──────── Given information

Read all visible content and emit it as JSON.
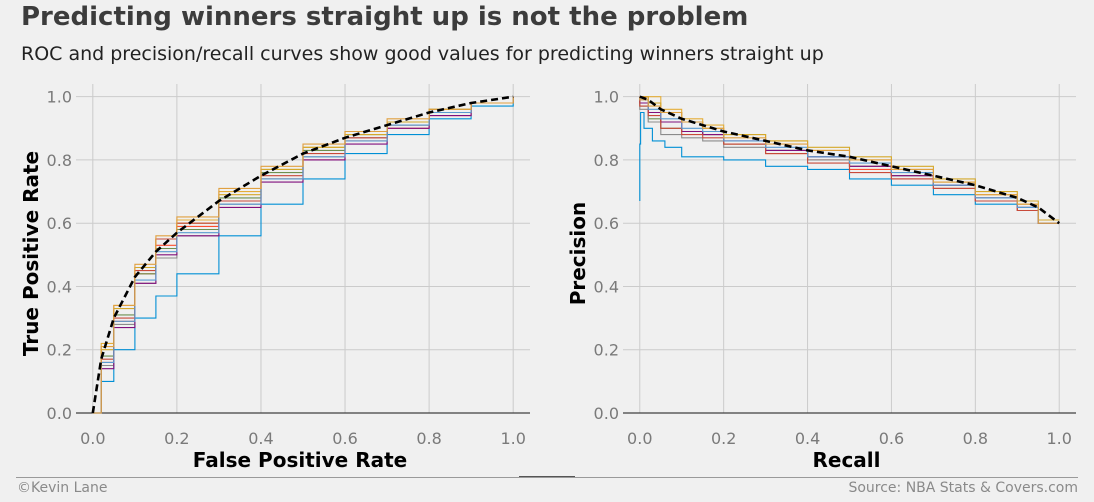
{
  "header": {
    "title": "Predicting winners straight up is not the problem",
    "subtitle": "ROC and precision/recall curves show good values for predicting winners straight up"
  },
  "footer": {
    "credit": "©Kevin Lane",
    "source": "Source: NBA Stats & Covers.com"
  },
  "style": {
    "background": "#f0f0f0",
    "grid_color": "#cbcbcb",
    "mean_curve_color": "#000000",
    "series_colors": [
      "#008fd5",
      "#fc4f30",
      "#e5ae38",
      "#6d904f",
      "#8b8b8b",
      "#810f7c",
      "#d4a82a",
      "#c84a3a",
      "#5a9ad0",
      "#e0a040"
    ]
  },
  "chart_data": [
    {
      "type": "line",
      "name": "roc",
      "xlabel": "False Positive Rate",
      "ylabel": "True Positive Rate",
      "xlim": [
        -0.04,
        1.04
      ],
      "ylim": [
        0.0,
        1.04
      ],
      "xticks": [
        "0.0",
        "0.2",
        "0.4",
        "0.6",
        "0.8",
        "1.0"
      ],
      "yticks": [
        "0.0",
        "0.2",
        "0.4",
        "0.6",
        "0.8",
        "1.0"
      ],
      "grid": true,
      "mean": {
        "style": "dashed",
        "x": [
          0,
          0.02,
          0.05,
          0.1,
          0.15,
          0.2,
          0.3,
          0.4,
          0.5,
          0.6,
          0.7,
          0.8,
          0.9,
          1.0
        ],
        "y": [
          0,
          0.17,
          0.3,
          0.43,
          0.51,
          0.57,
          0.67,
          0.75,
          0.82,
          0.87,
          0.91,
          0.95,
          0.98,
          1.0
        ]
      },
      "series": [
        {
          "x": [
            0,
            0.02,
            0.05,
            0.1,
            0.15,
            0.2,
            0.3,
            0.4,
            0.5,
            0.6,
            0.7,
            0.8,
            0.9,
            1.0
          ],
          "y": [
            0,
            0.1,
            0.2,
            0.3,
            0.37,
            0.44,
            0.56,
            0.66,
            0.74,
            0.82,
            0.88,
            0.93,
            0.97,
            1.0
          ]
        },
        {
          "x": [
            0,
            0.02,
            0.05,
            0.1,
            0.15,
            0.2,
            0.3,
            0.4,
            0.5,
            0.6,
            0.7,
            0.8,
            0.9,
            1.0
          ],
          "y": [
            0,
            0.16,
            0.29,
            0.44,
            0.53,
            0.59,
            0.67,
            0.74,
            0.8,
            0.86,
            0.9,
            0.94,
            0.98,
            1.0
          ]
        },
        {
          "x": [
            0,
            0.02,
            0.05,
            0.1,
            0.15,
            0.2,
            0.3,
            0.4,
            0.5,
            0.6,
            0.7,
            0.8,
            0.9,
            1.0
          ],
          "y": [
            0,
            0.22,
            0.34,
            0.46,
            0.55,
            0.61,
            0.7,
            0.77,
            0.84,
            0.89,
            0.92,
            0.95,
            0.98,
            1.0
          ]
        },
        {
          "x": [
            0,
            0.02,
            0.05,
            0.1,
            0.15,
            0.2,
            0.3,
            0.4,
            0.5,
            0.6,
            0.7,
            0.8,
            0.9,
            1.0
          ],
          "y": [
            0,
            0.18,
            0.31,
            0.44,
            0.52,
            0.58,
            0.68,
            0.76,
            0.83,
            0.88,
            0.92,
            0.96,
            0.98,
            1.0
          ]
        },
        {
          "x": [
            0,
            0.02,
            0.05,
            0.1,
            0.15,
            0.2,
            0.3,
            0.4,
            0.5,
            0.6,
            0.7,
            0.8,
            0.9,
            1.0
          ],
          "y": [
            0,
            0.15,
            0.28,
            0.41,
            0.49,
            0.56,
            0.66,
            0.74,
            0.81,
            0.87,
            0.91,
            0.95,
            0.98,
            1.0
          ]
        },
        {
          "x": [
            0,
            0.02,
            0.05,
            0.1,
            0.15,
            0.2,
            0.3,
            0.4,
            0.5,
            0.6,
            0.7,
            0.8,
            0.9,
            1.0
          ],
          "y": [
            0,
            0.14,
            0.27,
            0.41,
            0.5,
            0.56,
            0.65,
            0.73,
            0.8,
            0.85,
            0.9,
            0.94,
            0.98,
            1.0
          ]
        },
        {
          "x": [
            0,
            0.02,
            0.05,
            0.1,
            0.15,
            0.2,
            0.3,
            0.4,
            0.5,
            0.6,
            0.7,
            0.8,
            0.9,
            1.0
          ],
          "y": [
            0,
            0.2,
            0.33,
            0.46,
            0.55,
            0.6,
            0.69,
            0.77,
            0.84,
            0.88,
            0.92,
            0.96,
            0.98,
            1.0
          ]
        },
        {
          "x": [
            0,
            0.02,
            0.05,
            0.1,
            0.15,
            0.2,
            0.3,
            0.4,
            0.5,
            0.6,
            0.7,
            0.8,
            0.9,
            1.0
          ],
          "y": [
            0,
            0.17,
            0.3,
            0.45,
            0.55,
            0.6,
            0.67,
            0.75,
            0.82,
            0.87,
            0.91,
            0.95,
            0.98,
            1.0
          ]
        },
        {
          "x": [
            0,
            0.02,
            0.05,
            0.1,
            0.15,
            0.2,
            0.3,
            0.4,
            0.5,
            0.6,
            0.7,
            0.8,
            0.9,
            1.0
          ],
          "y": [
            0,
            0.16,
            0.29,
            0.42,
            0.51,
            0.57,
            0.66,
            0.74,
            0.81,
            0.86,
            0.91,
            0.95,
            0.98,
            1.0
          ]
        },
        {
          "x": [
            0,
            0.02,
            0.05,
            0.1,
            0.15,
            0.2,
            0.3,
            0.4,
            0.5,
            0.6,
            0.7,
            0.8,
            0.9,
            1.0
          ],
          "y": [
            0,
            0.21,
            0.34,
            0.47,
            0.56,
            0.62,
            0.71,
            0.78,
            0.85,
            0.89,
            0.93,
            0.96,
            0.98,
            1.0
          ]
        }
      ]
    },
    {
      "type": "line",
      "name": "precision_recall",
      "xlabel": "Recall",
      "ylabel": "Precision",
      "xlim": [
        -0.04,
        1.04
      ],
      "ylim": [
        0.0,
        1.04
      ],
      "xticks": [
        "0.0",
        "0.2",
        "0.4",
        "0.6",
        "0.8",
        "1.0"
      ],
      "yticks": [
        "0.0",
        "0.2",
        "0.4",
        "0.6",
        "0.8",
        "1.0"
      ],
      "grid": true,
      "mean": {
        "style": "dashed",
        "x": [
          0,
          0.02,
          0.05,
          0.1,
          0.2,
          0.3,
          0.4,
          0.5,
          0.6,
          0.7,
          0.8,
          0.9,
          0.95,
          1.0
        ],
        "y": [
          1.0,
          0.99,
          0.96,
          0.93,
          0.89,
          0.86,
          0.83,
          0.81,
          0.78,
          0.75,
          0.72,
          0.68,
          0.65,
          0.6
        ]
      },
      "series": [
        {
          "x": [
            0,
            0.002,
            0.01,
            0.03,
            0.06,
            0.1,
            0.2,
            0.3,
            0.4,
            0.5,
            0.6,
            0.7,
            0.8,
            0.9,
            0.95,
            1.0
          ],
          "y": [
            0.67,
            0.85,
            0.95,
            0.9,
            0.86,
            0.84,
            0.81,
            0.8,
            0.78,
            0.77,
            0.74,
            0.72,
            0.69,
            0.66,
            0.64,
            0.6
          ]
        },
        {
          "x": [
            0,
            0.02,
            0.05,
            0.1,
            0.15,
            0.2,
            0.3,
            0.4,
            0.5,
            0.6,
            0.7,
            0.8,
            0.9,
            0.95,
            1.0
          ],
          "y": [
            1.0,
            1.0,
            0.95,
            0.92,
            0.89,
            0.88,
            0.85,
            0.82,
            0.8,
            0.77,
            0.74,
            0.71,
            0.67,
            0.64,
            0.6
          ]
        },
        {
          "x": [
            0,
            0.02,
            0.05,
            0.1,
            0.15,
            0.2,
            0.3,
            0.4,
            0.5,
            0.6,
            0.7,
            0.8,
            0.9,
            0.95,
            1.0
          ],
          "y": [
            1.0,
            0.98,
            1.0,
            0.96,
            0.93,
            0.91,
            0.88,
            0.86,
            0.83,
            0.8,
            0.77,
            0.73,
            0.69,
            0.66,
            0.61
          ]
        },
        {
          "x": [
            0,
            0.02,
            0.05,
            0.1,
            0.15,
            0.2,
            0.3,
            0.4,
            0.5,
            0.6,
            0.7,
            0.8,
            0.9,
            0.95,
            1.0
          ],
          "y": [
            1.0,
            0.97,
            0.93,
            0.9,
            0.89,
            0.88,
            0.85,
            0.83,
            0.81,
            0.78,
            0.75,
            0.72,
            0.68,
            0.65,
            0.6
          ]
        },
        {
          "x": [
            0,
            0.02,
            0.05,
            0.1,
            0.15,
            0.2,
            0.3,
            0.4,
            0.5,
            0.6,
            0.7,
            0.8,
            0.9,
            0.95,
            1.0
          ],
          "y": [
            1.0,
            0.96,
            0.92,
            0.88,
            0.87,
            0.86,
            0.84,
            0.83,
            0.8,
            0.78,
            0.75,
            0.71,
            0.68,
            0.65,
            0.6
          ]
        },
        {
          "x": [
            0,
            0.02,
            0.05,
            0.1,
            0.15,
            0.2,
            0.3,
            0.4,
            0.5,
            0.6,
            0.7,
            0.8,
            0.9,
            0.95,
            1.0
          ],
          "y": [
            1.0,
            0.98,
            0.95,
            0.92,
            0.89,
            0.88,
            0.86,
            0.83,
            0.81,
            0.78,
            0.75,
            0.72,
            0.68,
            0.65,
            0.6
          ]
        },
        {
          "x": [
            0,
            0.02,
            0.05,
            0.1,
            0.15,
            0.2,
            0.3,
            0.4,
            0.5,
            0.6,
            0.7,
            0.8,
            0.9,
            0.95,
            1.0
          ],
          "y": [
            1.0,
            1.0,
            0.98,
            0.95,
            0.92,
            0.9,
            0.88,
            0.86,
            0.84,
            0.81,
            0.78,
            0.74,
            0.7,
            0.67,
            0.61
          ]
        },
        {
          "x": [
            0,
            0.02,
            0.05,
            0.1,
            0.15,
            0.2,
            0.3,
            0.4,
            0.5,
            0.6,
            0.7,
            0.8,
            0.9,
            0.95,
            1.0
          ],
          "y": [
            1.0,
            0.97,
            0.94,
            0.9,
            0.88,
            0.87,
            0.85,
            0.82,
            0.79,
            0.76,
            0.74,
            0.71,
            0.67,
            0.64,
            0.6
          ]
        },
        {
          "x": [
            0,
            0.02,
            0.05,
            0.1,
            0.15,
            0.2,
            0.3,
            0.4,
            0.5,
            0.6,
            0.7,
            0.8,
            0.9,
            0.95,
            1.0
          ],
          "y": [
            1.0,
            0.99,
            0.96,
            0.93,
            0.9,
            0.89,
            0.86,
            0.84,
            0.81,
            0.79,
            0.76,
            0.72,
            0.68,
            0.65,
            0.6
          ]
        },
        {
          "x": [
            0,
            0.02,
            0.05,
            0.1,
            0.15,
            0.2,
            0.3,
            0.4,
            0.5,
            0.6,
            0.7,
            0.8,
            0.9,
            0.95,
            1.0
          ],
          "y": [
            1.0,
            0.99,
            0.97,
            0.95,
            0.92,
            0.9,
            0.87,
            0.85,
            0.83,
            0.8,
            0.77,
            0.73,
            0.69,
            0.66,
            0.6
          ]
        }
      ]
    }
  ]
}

────────────────

Aim ▸
Locate the lines above that hold the word "straight". Show every one of them.

Result for this task ▸
    "title": "Predicting winners straight up is not the problem",
    "subtitle": "ROC and precision/recall curves show good values for predicting winners straight up"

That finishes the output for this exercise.